What needs to be done:
Set each entry down verbatim, omitting images.

Information given:
* * * *
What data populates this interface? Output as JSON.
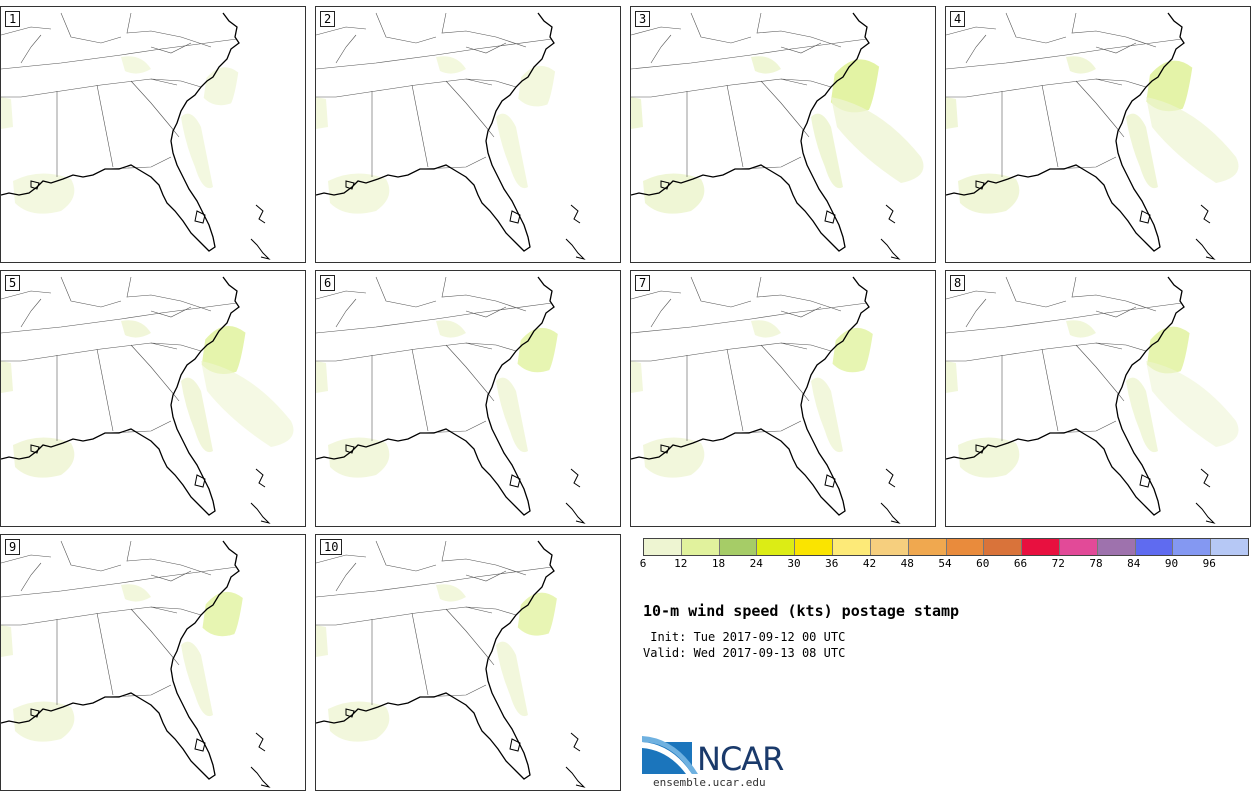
{
  "panels": [
    {
      "label": "1",
      "intensity": 0.35
    },
    {
      "label": "2",
      "intensity": 0.45
    },
    {
      "label": "3",
      "intensity": 0.95
    },
    {
      "label": "4",
      "intensity": 0.85
    },
    {
      "label": "5",
      "intensity": 0.75
    },
    {
      "label": "6",
      "intensity": 0.6
    },
    {
      "label": "7",
      "intensity": 0.6
    },
    {
      "label": "8",
      "intensity": 0.7
    },
    {
      "label": "9",
      "intensity": 0.6
    },
    {
      "label": "10",
      "intensity": 0.55
    }
  ],
  "colorbar": {
    "colors": [
      "#eef5d2",
      "#e1f29d",
      "#a6cc67",
      "#dcec15",
      "#fae400",
      "#fdea78",
      "#f6cf7e",
      "#f0a84f",
      "#e98b3c",
      "#d9733a",
      "#e8103f",
      "#e24a98",
      "#9e72ad",
      "#5f6bf0",
      "#8498f2",
      "#b6c8f5"
    ],
    "ticks": [
      "6",
      "12",
      "18",
      "24",
      "30",
      "36",
      "42",
      "48",
      "54",
      "60",
      "66",
      "72",
      "78",
      "84",
      "90",
      "96"
    ]
  },
  "title": "10-m wind speed (kts) postage stamp",
  "init_line": " Init: Tue 2017-09-12 00 UTC",
  "valid_line": "Valid: Wed 2017-09-13 08 UTC",
  "logo": {
    "name": "NCAR",
    "url": "ensemble.ucar.edu"
  }
}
* * * *
The output:
What data populates this interface? Output as JSON.
{
  "panels": [
    {
      "label": "1",
      "intensity": 0.35
    },
    {
      "label": "2",
      "intensity": 0.45
    },
    {
      "label": "3",
      "intensity": 0.95
    },
    {
      "label": "4",
      "intensity": 0.85
    },
    {
      "label": "5",
      "intensity": 0.75
    },
    {
      "label": "6",
      "intensity": 0.6
    },
    {
      "label": "7",
      "intensity": 0.6
    },
    {
      "label": "8",
      "intensity": 0.7
    },
    {
      "label": "9",
      "intensity": 0.6
    },
    {
      "label": "10",
      "intensity": 0.55
    }
  ],
  "colorbar": {
    "colors": [
      "#eef5d2",
      "#e1f29d",
      "#a6cc67",
      "#dcec15",
      "#fae400",
      "#fdea78",
      "#f6cf7e",
      "#f0a84f",
      "#e98b3c",
      "#d9733a",
      "#e8103f",
      "#e24a98",
      "#9e72ad",
      "#5f6bf0",
      "#8498f2",
      "#b6c8f5"
    ],
    "ticks": [
      "6",
      "12",
      "18",
      "24",
      "30",
      "36",
      "42",
      "48",
      "54",
      "60",
      "66",
      "72",
      "78",
      "84",
      "90",
      "96"
    ]
  },
  "title": "10-m wind speed (kts) postage stamp",
  "init_line": " Init: Tue 2017-09-12 00 UTC",
  "valid_line": "Valid: Wed 2017-09-13 08 UTC",
  "logo": {
    "name": "NCAR",
    "url": "ensemble.ucar.edu"
  }
}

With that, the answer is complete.